Problem details: Could you extract every entry below and reproduce it exactly?

#### Data shown

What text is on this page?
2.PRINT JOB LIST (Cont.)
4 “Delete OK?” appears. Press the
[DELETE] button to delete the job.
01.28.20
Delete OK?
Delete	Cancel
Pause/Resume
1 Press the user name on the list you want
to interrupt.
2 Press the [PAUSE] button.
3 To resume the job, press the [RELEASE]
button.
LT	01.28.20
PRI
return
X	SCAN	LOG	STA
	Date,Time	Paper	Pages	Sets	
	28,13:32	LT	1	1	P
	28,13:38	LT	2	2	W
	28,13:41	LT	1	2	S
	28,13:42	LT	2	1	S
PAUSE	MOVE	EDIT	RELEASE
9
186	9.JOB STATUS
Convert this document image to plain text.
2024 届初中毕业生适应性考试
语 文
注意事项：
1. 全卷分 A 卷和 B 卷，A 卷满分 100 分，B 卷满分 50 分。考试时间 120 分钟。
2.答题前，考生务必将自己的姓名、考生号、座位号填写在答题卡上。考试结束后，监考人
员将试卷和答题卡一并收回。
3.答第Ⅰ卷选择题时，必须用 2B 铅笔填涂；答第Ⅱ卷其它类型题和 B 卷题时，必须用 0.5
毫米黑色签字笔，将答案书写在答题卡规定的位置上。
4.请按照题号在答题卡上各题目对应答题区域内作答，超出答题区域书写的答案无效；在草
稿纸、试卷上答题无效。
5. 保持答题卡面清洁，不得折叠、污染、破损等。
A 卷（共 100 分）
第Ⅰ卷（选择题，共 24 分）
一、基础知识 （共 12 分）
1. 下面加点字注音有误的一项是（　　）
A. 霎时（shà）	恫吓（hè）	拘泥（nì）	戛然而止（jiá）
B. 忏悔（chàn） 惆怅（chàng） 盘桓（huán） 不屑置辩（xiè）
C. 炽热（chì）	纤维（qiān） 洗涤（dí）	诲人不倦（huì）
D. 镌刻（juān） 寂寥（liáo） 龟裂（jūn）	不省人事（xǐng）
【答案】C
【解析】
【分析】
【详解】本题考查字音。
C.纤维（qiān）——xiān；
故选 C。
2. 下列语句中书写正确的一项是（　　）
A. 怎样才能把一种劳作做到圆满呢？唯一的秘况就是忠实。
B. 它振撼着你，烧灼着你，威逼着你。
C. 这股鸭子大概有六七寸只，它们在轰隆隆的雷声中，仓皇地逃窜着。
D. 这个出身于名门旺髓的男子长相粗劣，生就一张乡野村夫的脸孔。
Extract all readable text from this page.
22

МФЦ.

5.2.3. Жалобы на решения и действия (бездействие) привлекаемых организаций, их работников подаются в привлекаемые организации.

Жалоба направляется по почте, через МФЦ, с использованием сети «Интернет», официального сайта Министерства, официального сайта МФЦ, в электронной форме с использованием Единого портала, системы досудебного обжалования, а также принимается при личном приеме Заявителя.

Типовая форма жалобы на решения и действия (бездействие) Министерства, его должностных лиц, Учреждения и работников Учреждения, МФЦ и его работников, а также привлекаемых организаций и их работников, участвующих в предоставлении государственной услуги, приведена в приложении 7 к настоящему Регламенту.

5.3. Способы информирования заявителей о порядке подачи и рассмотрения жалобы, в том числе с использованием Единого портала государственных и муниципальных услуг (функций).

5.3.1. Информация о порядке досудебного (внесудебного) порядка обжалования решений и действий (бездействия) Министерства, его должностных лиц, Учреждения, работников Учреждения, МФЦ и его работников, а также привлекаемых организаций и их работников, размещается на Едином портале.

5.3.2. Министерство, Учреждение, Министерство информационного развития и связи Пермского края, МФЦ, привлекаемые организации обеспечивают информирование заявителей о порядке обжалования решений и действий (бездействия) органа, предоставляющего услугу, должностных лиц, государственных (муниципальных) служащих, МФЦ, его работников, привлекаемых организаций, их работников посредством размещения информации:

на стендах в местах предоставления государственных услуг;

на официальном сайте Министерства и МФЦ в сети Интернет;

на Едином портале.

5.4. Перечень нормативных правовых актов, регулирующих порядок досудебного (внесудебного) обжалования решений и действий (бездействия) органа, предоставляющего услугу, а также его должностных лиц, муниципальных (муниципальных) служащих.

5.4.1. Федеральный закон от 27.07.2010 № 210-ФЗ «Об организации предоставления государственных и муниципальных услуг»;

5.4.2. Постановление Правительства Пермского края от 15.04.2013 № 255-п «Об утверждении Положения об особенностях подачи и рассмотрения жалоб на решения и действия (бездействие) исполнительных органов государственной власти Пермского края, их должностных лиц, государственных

########

Output for this exercise:
What text is on this page?
2.PRINT JOB LIST (Cont.)
4 “Delete OK?” appears. Press the
[DELETE] button to delete the job.
01.28.20
Delete OK?
Delete	Cancel
Pause/Resume
1 Press the user name on the list you want
to interrupt.
2 Press the [PAUSE] button.
3 To resume the job, press the [RELEASE]
button.
LT	01.28.20
PRI
return
X	SCAN	LOG	STA
	Date,Time	Paper	Pages	Sets	
	28,13:32	LT	1	1	P
	28,13:38	LT	2	2	W
	28,13:41	LT	1	2	S
	28,13:42	LT	2	1	S
PAUSE	MOVE	EDIT	RELEASE
9
186	9.JOB STATUS
Convert this document image to plain text.
2024 届初中毕业生适应性考试
语 文
注意事项：
1. 全卷分 A 卷和 B 卷，A 卷满分 100 分，B 卷满分 50 分。考试时间 120 分钟。
2.答题前，考生务必将自己的姓名、考生号、座位号填写在答题卡上。考试结束后，监考人
员将试卷和答题卡一并收回。
3.答第Ⅰ卷选择题时，必须用 2B 铅笔填涂；答第Ⅱ卷其它类型题和 B 卷题时，必须用 0.5
毫米黑色签字笔，将答案书写在答题卡规定的位置上。
4.请按照题号在答题卡上各题目对应答题区域内作答，超出答题区域书写的答案无效；在草
稿纸、试卷上答题无效。
5. 保持答题卡面清洁，不得折叠、污染、破损等。
A 卷（共 100 分）
第Ⅰ卷（选择题，共 24 分）
一、基础知识 （共 12 分）
1. 下面加点字注音有误的一项是（　　）
A. 霎时（shà）	恫吓（hè）	拘泥（nì）	戛然而止（jiá）
B. 忏悔（chàn） 惆怅（chàng） 盘桓（huán） 不屑置辩（xiè）
C. 炽热（chì）	纤维（qiān） 洗涤（dí）	诲人不倦（huì）
D. 镌刻（juān） 寂寥（liáo） 龟裂（jūn）	不省人事（xǐng）
【答案】C
【解析】
【分析】
【详解】本题考查字音。
C.纤维（qiān）——xiān；
故选 C。
2. 下列语句中书写正确的一项是（　　）
A. 怎样才能把一种劳作做到圆满呢？唯一的秘况就是忠实。
B. 它振撼着你，烧灼着你，威逼着你。
C. 这股鸭子大概有六七寸只，它们在轰隆隆的雷声中，仓皇地逃窜着。
D. 这个出身于名门旺髓的男子长相粗劣，生就一张乡野村夫的脸孔。
Extract all readable text from this page.
22

МФЦ.

5.2.3. Жалобы на решения и действия (бездействие) привлекаемых организаций, их работников подаются в привлекаемые организации.

Жалоба направляется по почте, через МФЦ, с использованием сети «Интернет», официального сайта Министерства, официального сайта МФЦ, в электронной форме с использованием Единого портала, системы досудебного обжалования, а также принимается при личном приеме Заявителя.

Типовая форма жалобы на решения и действия (бездействие) Министерства, его должностных лиц, Учреждения и работников Учреждения, МФЦ и его работников, а также привлекаемых организаций и их работников, участвующих в предоставлении государственной услуги, приведена в приложении 7 к настоящему Регламенту.

5.3. Способы информирования заявителей о порядке подачи и рассмотрения жалобы, в том числе с использованием Единого портала государственных и муниципальных услуг (функций).

5.3.1. Информация о порядке досудебного (внесудебного) порядка обжалования решений и действий (бездействия) Министерства, его должностных лиц, Учреждения, работников Учреждения, МФЦ и его работников, а также привлекаемых организаций и их работников, размещается на Едином портале.

5.3.2. Министерство, Учреждение, Министерство информационного развития и связи Пермского края, МФЦ, привлекаемые организации обеспечивают информирование заявителей о порядке обжалования решений и действий (бездействия) органа, предоставляющего услугу, должностных лиц, государственных (муниципальных) служащих, МФЦ, его работников, привлекаемых организаций, их работников посредством размещения информации:

на стендах в местах предоставления государственных услуг;

на официальном сайте Министерства и МФЦ в сети Интернет;

на Едином портале.

5.4. Перечень нормативных правовых актов, регулирующих порядок досудебного (внесудебного) обжалования решений и действий (бездействия) органа, предоставляющего услугу, а также его должностных лиц, муниципальных (муниципальных) служащих.

5.4.1. Федеральный закон от 27.07.2010 № 210-ФЗ «Об организации предоставления государственных и муниципальных услуг»;

5.4.2. Постановление Правительства Пермского края от 15.04.2013 № 255-п «Об утверждении Положения об особенностях подачи и рассмотрения жалоб на решения и действия (бездействие) исполнительных органов государственной власти Пермского края, их должностных лиц, государственных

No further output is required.